Extracted material
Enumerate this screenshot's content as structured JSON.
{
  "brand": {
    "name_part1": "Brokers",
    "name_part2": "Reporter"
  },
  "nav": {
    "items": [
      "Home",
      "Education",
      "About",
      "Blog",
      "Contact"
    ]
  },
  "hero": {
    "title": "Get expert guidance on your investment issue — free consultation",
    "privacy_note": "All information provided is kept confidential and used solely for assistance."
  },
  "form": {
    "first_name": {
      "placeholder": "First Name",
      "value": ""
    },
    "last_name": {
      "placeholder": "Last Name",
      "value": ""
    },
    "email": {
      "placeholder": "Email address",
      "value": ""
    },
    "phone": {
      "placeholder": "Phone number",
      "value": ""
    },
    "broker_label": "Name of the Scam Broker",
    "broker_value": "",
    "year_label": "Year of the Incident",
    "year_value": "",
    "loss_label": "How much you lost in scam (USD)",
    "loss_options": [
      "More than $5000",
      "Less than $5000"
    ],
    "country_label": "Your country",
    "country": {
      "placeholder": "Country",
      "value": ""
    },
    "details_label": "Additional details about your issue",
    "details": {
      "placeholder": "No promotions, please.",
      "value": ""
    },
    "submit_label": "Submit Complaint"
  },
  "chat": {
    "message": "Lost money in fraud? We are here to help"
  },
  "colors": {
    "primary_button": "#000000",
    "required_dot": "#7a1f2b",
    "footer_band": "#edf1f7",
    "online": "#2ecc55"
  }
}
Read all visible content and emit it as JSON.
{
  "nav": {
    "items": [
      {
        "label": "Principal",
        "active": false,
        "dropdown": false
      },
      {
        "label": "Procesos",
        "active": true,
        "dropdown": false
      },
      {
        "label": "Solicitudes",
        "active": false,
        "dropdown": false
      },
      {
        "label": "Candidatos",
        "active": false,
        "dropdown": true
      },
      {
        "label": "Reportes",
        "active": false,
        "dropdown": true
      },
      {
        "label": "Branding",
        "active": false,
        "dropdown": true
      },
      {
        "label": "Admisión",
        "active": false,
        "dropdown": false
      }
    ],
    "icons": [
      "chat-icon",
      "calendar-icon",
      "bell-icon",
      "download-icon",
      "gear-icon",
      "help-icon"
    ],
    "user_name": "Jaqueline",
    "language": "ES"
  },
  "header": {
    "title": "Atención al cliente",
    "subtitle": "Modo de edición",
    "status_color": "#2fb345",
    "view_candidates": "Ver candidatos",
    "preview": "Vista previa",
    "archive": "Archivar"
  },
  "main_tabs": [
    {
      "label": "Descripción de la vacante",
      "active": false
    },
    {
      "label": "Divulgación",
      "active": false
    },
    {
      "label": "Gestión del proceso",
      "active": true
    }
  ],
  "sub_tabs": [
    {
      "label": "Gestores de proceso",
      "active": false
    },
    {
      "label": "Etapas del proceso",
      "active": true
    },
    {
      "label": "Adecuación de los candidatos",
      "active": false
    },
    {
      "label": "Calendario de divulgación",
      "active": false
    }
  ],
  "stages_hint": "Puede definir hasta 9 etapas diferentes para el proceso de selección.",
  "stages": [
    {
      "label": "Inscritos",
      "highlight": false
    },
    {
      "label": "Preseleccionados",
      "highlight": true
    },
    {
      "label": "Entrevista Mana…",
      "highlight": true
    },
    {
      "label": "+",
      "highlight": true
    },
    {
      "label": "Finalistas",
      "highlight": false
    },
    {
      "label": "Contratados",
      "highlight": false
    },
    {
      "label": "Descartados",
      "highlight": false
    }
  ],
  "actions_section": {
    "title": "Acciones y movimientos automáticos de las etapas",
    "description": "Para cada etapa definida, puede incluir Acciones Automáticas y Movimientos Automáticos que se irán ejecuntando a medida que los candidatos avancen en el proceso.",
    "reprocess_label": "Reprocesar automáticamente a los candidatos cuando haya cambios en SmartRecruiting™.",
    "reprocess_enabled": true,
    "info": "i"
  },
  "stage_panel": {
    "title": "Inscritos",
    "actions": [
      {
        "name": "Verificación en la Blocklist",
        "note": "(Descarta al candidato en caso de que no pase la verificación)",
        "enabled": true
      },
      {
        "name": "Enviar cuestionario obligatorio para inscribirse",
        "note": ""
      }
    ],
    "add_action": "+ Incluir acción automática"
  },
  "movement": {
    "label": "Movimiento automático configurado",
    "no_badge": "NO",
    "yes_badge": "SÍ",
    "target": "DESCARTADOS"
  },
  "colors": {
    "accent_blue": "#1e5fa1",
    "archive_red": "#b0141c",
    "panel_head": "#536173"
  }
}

Goal
The entries above must be returned in full, exactly as shown.

Exercise response
Enumerate this screenshot's content as structured JSON.
{
  "brand": {
    "name_part1": "Brokers",
    "name_part2": "Reporter"
  },
  "nav": {
    "items": [
      "Home",
      "Education",
      "About",
      "Blog",
      "Contact"
    ]
  },
  "hero": {
    "title": "Get expert guidance on your investment issue — free consultation",
    "privacy_note": "All information provided is kept confidential and used solely for assistance."
  },
  "form": {
    "first_name": {
      "placeholder": "First Name",
      "value": ""
    },
    "last_name": {
      "placeholder": "Last Name",
      "value": ""
    },
    "email": {
      "placeholder": "Email address",
      "value": ""
    },
    "phone": {
      "placeholder": "Phone number",
      "value": ""
    },
    "broker_label": "Name of the Scam Broker",
    "broker_value": "",
    "year_label": "Year of the Incident",
    "year_value": "",
    "loss_label": "How much you lost in scam (USD)",
    "loss_options": [
      "More than $5000",
      "Less than $5000"
    ],
    "country_label": "Your country",
    "country": {
      "placeholder": "Country",
      "value": ""
    },
    "details_label": "Additional details about your issue",
    "details": {
      "placeholder": "No promotions, please.",
      "value": ""
    },
    "submit_label": "Submit Complaint"
  },
  "chat": {
    "message": "Lost money in fraud? We are here to help"
  },
  "colors": {
    "primary_button": "#000000",
    "required_dot": "#7a1f2b",
    "footer_band": "#edf1f7",
    "online": "#2ecc55"
  }
}
Read all visible content and emit it as JSON.
{
  "nav": {
    "items": [
      {
        "label": "Principal",
        "active": false,
        "dropdown": false
      },
      {
        "label": "Procesos",
        "active": true,
        "dropdown": false
      },
      {
        "label": "Solicitudes",
        "active": false,
        "dropdown": false
      },
      {
        "label": "Candidatos",
        "active": false,
        "dropdown": true
      },
      {
        "label": "Reportes",
        "active": false,
        "dropdown": true
      },
      {
        "label": "Branding",
        "active": false,
        "dropdown": true
      },
      {
        "label": "Admisión",
        "active": false,
        "dropdown": false
      }
    ],
    "icons": [
      "chat-icon",
      "calendar-icon",
      "bell-icon",
      "download-icon",
      "gear-icon",
      "help-icon"
    ],
    "user_name": "Jaqueline",
    "language": "ES"
  },
  "header": {
    "title": "Atención al cliente",
    "subtitle": "Modo de edición",
    "status_color": "#2fb345",
    "view_candidates": "Ver candidatos",
    "preview": "Vista previa",
    "archive": "Archivar"
  },
  "main_tabs": [
    {
      "label": "Descripción de la vacante",
      "active": false
    },
    {
      "label": "Divulgación",
      "active": false
    },
    {
      "label": "Gestión del proceso",
      "active": true
    }
  ],
  "sub_tabs": [
    {
      "label": "Gestores de proceso",
      "active": false
    },
    {
      "label": "Etapas del proceso",
      "active": true
    },
    {
      "label": "Adecuación de los candidatos",
      "active": false
    },
    {
      "label": "Calendario de divulgación",
      "active": false
    }
  ],
  "stages_hint": "Puede definir hasta 9 etapas diferentes para el proceso de selección.",
  "stages": [
    {
      "label": "Inscritos",
      "highlight": false
    },
    {
      "label": "Preseleccionados",
      "highlight": true
    },
    {
      "label": "Entrevista Mana…",
      "highlight": true
    },
    {
      "label": "+",
      "highlight": true
    },
    {
      "label": "Finalistas",
      "highlight": false
    },
    {
      "label": "Contratados",
      "highlight": false
    },
    {
      "label": "Descartados",
      "highlight": false
    }
  ],
  "actions_section": {
    "title": "Acciones y movimientos automáticos de las etapas",
    "description": "Para cada etapa definida, puede incluir Acciones Automáticas y Movimientos Automáticos que se irán ejecuntando a medida que los candidatos avancen en el proceso.",
    "reprocess_label": "Reprocesar automáticamente a los candidatos cuando haya cambios en SmartRecruiting™.",
    "reprocess_enabled": true,
    "info": "i"
  },
  "stage_panel": {
    "title": "Inscritos",
    "actions": [
      {
        "name": "Verificación en la Blocklist",
        "note": "(Descarta al candidato en caso de que no pase la verificación)",
        "enabled": true
      },
      {
        "name": "Enviar cuestionario obligatorio para inscribirse",
        "note": ""
      }
    ],
    "add_action": "+ Incluir acción automática"
  },
  "movement": {
    "label": "Movimiento automático configurado",
    "no_badge": "NO",
    "yes_badge": "SÍ",
    "target": "DESCARTADOS"
  },
  "colors": {
    "accent_blue": "#1e5fa1",
    "archive_red": "#b0141c",
    "panel_head": "#536173"
  }
}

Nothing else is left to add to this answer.